## OBJECTIVE
What number of lines contain the word "this"? Reply with the number and nothing else.

## DATASET CONTENT
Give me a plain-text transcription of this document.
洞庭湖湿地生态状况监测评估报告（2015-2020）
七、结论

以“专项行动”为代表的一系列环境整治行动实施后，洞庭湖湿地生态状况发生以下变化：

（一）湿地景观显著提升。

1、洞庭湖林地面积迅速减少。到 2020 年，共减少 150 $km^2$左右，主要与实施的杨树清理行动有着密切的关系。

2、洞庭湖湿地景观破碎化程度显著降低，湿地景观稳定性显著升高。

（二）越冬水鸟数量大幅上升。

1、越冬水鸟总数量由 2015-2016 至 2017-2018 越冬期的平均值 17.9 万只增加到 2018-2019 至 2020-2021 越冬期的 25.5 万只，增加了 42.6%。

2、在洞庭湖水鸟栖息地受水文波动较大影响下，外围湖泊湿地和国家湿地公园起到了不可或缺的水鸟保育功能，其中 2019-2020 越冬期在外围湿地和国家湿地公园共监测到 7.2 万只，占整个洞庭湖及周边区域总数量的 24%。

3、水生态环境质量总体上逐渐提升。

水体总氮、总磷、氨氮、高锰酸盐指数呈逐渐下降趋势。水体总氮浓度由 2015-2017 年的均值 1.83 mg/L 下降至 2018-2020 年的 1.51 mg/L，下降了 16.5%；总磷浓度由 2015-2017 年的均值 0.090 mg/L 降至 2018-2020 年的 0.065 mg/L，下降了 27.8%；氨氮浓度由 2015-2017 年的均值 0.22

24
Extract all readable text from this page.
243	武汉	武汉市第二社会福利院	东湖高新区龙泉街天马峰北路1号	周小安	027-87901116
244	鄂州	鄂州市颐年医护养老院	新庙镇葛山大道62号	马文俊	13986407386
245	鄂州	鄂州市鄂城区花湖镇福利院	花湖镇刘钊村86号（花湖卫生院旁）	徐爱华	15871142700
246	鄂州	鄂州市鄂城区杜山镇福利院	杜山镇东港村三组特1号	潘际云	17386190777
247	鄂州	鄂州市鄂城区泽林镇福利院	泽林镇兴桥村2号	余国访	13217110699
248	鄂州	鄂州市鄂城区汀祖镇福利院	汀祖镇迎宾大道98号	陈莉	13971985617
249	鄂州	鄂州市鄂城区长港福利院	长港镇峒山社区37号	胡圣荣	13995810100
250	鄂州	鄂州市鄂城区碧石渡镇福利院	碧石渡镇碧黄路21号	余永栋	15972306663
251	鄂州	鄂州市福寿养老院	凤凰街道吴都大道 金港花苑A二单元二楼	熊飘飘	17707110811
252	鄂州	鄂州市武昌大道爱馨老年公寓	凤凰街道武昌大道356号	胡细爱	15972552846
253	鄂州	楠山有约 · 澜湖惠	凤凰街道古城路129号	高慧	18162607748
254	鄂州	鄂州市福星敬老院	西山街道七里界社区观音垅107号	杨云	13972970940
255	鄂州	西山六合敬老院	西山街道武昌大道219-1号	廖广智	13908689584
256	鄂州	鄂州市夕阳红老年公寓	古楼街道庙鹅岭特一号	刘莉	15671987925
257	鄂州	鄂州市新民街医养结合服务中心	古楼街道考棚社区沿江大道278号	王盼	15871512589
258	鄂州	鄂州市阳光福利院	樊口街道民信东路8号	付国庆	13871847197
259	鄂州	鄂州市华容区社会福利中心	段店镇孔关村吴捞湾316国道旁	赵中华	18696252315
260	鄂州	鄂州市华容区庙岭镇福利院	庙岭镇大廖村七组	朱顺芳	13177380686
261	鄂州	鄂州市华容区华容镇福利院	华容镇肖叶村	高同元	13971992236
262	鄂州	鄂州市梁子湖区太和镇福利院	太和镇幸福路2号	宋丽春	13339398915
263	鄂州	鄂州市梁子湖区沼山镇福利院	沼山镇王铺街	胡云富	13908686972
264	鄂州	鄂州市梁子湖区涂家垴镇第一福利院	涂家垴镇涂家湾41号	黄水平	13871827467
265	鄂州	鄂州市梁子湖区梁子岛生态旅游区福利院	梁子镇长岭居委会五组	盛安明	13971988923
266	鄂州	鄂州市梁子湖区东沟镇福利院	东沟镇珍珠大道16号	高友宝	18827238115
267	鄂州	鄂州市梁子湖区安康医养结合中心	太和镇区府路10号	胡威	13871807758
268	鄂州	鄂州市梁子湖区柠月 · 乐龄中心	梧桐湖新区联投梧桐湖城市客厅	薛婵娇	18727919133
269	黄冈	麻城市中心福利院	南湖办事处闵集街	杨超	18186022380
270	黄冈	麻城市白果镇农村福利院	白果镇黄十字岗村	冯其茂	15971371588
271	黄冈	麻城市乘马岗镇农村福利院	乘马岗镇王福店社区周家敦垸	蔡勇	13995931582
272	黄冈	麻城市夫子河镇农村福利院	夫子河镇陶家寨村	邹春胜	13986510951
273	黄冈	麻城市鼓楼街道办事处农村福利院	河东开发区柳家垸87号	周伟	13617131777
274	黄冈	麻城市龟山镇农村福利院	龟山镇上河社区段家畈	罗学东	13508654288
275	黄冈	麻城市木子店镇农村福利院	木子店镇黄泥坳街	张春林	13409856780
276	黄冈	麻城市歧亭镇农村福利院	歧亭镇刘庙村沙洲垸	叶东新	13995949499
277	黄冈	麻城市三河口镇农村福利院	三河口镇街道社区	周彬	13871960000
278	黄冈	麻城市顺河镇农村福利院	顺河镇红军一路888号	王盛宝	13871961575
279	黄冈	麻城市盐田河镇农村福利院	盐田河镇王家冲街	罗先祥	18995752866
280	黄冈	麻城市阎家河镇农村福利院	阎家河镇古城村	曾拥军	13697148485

## FINAL RESULT
2